**Set task:**
Restate the whole listing exactly.

- - - - -

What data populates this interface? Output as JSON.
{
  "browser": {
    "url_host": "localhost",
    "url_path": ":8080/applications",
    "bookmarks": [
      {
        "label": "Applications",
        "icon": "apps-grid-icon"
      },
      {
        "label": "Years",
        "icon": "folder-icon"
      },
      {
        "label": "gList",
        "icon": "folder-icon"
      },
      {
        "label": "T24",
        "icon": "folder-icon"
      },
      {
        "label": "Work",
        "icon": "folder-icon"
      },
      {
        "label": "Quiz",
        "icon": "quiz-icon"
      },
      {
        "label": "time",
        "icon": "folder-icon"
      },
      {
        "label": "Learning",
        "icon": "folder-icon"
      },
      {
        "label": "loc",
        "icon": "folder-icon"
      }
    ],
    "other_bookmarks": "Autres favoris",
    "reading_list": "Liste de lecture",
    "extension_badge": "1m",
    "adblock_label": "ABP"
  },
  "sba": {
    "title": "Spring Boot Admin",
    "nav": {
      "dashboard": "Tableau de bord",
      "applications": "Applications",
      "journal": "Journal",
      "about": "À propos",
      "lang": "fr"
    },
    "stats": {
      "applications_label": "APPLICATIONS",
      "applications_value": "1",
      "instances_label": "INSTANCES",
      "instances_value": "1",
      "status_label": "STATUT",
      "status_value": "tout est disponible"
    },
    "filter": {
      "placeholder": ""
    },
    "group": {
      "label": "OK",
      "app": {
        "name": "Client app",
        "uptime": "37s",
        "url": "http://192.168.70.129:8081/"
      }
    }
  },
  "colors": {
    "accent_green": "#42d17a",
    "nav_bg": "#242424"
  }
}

- - - - -

**Response to this exercise:**
What data populates this interface? Output as JSON.
{
  "browser": {
    "url_host": "localhost",
    "url_path": ":8080/applications",
    "bookmarks": [
      {
        "label": "Applications",
        "icon": "apps-grid-icon"
      },
      {
        "label": "Years",
        "icon": "folder-icon"
      },
      {
        "label": "gList",
        "icon": "folder-icon"
      },
      {
        "label": "T24",
        "icon": "folder-icon"
      },
      {
        "label": "Work",
        "icon": "folder-icon"
      },
      {
        "label": "Quiz",
        "icon": "quiz-icon"
      },
      {
        "label": "time",
        "icon": "folder-icon"
      },
      {
        "label": "Learning",
        "icon": "folder-icon"
      },
      {
        "label": "loc",
        "icon": "folder-icon"
      }
    ],
    "other_bookmarks": "Autres favoris",
    "reading_list": "Liste de lecture",
    "extension_badge": "1m",
    "adblock_label": "ABP"
  },
  "sba": {
    "title": "Spring Boot Admin",
    "nav": {
      "dashboard": "Tableau de bord",
      "applications": "Applications",
      "journal": "Journal",
      "about": "À propos",
      "lang": "fr"
    },
    "stats": {
      "applications_label": "APPLICATIONS",
      "applications_value": "1",
      "instances_label": "INSTANCES",
      "instances_value": "1",
      "status_label": "STATUT",
      "status_value": "tout est disponible"
    },
    "filter": {
      "placeholder": ""
    },
    "group": {
      "label": "OK",
      "app": {
        "name": "Client app",
        "uptime": "37s",
        "url": "http://192.168.70.129:8081/"
      }
    }
  },
  "colors": {
    "accent_green": "#42d17a",
    "nav_bg": "#242424"
  }
}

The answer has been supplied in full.